Aim of the task ->
Go through the entries below and copy each line containing the word "text".

________________

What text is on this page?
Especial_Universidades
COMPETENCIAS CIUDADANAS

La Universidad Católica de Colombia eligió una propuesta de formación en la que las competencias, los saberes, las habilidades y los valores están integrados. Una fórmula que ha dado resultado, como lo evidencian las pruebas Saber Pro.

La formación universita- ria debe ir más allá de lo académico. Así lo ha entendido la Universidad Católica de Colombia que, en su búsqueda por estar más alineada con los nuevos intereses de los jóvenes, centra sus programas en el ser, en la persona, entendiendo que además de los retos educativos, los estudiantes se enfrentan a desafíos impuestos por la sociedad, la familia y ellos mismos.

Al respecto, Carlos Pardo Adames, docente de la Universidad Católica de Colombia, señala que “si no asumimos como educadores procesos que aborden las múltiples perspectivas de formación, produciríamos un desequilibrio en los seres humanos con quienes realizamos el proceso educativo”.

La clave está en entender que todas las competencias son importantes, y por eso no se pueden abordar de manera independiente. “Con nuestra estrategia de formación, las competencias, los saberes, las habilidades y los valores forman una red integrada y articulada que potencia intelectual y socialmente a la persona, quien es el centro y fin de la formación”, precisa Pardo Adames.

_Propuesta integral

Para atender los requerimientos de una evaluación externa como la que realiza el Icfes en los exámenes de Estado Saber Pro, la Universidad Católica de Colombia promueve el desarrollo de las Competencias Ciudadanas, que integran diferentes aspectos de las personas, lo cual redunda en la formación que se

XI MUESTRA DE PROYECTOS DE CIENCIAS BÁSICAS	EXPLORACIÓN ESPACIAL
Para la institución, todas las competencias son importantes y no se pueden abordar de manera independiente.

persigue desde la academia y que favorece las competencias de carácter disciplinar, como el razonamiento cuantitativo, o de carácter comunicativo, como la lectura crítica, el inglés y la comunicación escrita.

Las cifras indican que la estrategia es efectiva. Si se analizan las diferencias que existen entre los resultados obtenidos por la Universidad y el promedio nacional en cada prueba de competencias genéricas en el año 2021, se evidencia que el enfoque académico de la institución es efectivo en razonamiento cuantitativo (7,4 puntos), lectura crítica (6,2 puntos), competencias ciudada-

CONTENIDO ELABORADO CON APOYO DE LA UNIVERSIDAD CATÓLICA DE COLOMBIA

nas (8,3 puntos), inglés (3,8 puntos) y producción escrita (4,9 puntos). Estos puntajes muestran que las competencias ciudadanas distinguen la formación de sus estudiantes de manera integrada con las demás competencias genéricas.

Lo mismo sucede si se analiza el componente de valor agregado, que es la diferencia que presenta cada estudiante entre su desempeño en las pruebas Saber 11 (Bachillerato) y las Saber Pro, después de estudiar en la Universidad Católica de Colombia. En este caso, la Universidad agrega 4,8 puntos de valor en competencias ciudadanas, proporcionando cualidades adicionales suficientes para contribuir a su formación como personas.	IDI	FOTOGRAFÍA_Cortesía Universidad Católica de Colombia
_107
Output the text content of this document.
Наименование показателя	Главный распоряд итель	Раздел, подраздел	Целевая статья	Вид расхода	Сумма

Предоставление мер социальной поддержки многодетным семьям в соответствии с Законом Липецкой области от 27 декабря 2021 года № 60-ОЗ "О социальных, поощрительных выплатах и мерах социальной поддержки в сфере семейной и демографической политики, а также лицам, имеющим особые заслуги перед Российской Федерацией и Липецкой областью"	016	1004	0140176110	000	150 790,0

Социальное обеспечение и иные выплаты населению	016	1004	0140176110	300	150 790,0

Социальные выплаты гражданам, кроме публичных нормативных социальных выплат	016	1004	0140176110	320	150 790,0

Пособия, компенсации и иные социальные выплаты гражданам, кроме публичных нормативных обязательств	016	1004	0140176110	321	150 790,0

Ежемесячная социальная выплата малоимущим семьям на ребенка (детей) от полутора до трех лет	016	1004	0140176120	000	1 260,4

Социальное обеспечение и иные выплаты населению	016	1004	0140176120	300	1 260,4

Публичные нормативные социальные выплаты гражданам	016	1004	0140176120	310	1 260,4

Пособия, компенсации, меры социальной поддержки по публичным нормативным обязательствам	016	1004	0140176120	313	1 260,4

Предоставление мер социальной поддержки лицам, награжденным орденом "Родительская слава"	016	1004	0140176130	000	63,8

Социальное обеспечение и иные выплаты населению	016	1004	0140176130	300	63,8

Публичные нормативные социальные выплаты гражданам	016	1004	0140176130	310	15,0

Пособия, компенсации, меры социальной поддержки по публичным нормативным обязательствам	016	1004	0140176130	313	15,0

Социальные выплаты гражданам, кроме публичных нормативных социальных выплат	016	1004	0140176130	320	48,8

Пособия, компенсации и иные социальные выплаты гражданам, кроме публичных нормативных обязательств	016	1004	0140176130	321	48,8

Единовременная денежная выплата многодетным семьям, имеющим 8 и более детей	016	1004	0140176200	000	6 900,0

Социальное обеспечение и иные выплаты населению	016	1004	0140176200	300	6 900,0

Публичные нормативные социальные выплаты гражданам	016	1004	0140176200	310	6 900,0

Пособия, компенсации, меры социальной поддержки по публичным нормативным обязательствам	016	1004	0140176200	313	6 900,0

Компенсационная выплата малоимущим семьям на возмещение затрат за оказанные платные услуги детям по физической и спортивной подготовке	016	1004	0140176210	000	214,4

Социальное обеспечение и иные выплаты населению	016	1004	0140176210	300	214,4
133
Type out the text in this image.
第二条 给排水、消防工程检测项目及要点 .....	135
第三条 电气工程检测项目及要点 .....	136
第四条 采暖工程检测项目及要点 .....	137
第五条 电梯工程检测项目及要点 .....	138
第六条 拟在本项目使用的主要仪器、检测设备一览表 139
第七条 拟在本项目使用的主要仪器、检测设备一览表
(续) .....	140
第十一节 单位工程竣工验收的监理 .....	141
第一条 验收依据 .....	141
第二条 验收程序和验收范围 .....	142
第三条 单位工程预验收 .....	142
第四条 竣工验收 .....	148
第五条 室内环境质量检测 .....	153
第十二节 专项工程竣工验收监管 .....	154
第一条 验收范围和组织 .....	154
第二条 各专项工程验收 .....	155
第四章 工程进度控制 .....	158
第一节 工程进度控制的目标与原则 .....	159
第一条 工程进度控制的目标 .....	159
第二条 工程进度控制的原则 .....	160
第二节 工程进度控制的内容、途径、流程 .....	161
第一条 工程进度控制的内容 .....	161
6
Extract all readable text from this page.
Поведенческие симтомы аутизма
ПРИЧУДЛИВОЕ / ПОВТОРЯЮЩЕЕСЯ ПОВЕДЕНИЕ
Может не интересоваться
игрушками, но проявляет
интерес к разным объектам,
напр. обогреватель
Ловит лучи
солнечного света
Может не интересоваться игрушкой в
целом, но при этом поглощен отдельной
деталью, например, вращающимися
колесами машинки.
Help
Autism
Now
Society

________________

Result of this task ->
What text is on this page?
Output the text content of this document.
Type out the text in this image.
Extract all readable text from this page.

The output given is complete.